EXERCISE DETAILS
Quote the listing below in its entirety.

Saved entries
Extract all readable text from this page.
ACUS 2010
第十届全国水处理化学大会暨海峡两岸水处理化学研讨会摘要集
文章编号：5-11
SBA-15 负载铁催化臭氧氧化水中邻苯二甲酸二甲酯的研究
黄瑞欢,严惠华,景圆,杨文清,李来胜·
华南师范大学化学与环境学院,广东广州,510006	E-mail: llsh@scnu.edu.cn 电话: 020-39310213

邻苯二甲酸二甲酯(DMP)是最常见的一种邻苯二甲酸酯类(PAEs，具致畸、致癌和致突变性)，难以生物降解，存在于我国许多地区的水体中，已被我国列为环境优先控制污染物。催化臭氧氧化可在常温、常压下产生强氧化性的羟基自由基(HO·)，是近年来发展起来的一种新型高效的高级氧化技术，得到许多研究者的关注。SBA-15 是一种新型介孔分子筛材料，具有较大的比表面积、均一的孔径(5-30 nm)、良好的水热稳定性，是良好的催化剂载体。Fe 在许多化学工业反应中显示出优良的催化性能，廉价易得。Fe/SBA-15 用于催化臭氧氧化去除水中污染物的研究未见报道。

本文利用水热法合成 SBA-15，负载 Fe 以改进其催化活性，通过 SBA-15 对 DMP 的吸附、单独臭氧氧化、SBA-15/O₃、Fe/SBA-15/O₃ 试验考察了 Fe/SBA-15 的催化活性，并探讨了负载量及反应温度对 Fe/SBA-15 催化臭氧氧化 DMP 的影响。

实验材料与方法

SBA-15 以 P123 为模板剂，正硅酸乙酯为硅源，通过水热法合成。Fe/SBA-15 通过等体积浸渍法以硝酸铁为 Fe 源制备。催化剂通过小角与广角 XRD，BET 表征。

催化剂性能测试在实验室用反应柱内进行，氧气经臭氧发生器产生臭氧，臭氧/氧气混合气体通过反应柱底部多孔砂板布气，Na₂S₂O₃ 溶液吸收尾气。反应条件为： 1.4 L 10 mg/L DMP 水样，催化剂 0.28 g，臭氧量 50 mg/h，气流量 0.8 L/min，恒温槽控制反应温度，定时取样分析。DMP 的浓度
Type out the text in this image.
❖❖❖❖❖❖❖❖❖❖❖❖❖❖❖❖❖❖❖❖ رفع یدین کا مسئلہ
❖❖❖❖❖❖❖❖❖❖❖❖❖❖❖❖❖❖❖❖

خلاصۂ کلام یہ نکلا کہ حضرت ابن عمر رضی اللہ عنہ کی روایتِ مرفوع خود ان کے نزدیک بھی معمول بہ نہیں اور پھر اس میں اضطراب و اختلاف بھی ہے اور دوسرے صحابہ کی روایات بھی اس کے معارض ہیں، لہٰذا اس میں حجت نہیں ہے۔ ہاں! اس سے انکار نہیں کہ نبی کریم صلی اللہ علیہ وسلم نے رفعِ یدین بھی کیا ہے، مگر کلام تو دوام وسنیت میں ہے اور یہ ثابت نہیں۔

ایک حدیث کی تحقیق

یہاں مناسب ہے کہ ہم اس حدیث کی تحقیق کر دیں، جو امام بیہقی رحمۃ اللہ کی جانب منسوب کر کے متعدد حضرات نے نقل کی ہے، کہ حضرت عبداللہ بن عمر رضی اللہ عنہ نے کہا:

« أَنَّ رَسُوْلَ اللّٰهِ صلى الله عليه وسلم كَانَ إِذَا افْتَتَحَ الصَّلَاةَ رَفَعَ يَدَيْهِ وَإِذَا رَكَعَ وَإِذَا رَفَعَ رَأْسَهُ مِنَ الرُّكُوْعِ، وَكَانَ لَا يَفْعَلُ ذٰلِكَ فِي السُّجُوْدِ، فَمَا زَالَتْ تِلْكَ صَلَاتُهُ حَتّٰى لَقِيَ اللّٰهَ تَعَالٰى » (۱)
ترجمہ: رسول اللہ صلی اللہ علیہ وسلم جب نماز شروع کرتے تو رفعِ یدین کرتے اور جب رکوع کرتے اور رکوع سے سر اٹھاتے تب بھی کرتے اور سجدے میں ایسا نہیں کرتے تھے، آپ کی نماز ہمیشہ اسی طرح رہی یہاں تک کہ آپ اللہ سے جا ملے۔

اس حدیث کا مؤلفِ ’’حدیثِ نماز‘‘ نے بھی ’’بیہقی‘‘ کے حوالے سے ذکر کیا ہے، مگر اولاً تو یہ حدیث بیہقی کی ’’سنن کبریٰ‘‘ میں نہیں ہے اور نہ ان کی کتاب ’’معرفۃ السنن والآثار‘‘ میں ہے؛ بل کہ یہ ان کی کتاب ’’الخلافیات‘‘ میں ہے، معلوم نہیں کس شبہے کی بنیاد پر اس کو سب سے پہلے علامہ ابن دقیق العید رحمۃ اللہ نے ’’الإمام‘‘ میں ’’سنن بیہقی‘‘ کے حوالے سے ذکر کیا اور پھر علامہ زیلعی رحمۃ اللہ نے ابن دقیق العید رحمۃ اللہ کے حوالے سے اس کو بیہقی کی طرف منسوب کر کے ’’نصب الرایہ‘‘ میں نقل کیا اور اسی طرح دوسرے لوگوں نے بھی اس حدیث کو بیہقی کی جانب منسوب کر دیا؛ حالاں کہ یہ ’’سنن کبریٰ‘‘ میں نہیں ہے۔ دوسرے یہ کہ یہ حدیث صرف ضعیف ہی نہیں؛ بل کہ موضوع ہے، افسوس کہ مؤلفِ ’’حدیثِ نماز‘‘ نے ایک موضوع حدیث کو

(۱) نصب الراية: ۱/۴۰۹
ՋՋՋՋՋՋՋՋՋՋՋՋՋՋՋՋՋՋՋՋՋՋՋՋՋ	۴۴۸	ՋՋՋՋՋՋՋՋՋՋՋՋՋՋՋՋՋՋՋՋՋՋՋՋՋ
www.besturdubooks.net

RESPONSE TO THIS TASK
Extract all readable text from this page.
ACUS 2010
第十届全国水处理化学大会暨海峡两岸水处理化学研讨会摘要集
文章编号：5-11
SBA-15 负载铁催化臭氧氧化水中邻苯二甲酸二甲酯的研究
黄瑞欢,严惠华,景圆,杨文清,李来胜·
华南师范大学化学与环境学院,广东广州,510006	E-mail: llsh@scnu.edu.cn 电话: 020-39310213

邻苯二甲酸二甲酯(DMP)是最常见的一种邻苯二甲酸酯类(PAEs，具致畸、致癌和致突变性)，难以生物降解，存在于我国许多地区的水体中，已被我国列为环境优先控制污染物。催化臭氧氧化可在常温、常压下产生强氧化性的羟基自由基(HO·)，是近年来发展起来的一种新型高效的高级氧化技术，得到许多研究者的关注。SBA-15 是一种新型介孔分子筛材料，具有较大的比表面积、均一的孔径(5-30 nm)、良好的水热稳定性，是良好的催化剂载体。Fe 在许多化学工业反应中显示出优良的催化性能，廉价易得。Fe/SBA-15 用于催化臭氧氧化去除水中污染物的研究未见报道。

本文利用水热法合成 SBA-15，负载 Fe 以改进其催化活性，通过 SBA-15 对 DMP 的吸附、单独臭氧氧化、SBA-15/O₃、Fe/SBA-15/O₃ 试验考察了 Fe/SBA-15 的催化活性，并探讨了负载量及反应温度对 Fe/SBA-15 催化臭氧氧化 DMP 的影响。

实验材料与方法

SBA-15 以 P123 为模板剂，正硅酸乙酯为硅源，通过水热法合成。Fe/SBA-15 通过等体积浸渍法以硝酸铁为 Fe 源制备。催化剂通过小角与广角 XRD，BET 表征。

催化剂性能测试在实验室用反应柱内进行，氧气经臭氧发生器产生臭氧，臭氧/氧气混合气体通过反应柱底部多孔砂板布气，Na₂S₂O₃ 溶液吸收尾气。反应条件为： 1.4 L 10 mg/L DMP 水样，催化剂 0.28 g，臭氧量 50 mg/h，气流量 0.8 L/min，恒温槽控制反应温度，定时取样分析。DMP 的浓度
Type out the text in this image.
❖❖❖❖❖❖❖❖❖❖❖❖❖❖❖❖❖❖❖❖ رفع یدین کا مسئلہ
❖❖❖❖❖❖❖❖❖❖❖❖❖❖❖❖❖❖❖❖

خلاصۂ کلام یہ نکلا کہ حضرت ابن عمر رضی اللہ عنہ کی روایتِ مرفوع خود ان کے نزدیک بھی معمول بہ نہیں اور پھر اس میں اضطراب و اختلاف بھی ہے اور دوسرے صحابہ کی روایات بھی اس کے معارض ہیں، لہٰذا اس میں حجت نہیں ہے۔ ہاں! اس سے انکار نہیں کہ نبی کریم صلی اللہ علیہ وسلم نے رفعِ یدین بھی کیا ہے، مگر کلام تو دوام وسنیت میں ہے اور یہ ثابت نہیں۔

ایک حدیث کی تحقیق

یہاں مناسب ہے کہ ہم اس حدیث کی تحقیق کر دیں، جو امام بیہقی رحمۃ اللہ کی جانب منسوب کر کے متعدد حضرات نے نقل کی ہے، کہ حضرت عبداللہ بن عمر رضی اللہ عنہ نے کہا:

« أَنَّ رَسُوْلَ اللّٰهِ صلى الله عليه وسلم كَانَ إِذَا افْتَتَحَ الصَّلَاةَ رَفَعَ يَدَيْهِ وَإِذَا رَكَعَ وَإِذَا رَفَعَ رَأْسَهُ مِنَ الرُّكُوْعِ، وَكَانَ لَا يَفْعَلُ ذٰلِكَ فِي السُّجُوْدِ، فَمَا زَالَتْ تِلْكَ صَلَاتُهُ حَتّٰى لَقِيَ اللّٰهَ تَعَالٰى » (۱)
ترجمہ: رسول اللہ صلی اللہ علیہ وسلم جب نماز شروع کرتے تو رفعِ یدین کرتے اور جب رکوع کرتے اور رکوع سے سر اٹھاتے تب بھی کرتے اور سجدے میں ایسا نہیں کرتے تھے، آپ کی نماز ہمیشہ اسی طرح رہی یہاں تک کہ آپ اللہ سے جا ملے۔

اس حدیث کا مؤلفِ ’’حدیثِ نماز‘‘ نے بھی ’’بیہقی‘‘ کے حوالے سے ذکر کیا ہے، مگر اولاً تو یہ حدیث بیہقی کی ’’سنن کبریٰ‘‘ میں نہیں ہے اور نہ ان کی کتاب ’’معرفۃ السنن والآثار‘‘ میں ہے؛ بل کہ یہ ان کی کتاب ’’الخلافیات‘‘ میں ہے، معلوم نہیں کس شبہے کی بنیاد پر اس کو سب سے پہلے علامہ ابن دقیق العید رحمۃ اللہ نے ’’الإمام‘‘ میں ’’سنن بیہقی‘‘ کے حوالے سے ذکر کیا اور پھر علامہ زیلعی رحمۃ اللہ نے ابن دقیق العید رحمۃ اللہ کے حوالے سے اس کو بیہقی کی طرف منسوب کر کے ’’نصب الرایہ‘‘ میں نقل کیا اور اسی طرح دوسرے لوگوں نے بھی اس حدیث کو بیہقی کی جانب منسوب کر دیا؛ حالاں کہ یہ ’’سنن کبریٰ‘‘ میں نہیں ہے۔ دوسرے یہ کہ یہ حدیث صرف ضعیف ہی نہیں؛ بل کہ موضوع ہے، افسوس کہ مؤلفِ ’’حدیثِ نماز‘‘ نے ایک موضوع حدیث کو

(۱) نصب الراية: ۱/۴۰۹
ՋՋՋՋՋՋՋՋՋՋՋՋՋՋՋՋՋՋՋՋՋՋՋՋՋ	۴۴۸	ՋՋՋՋՋՋՋՋՋՋՋՋՋՋՋՋՋՋՋՋՋՋՋՋՋ
www.besturdubooks.net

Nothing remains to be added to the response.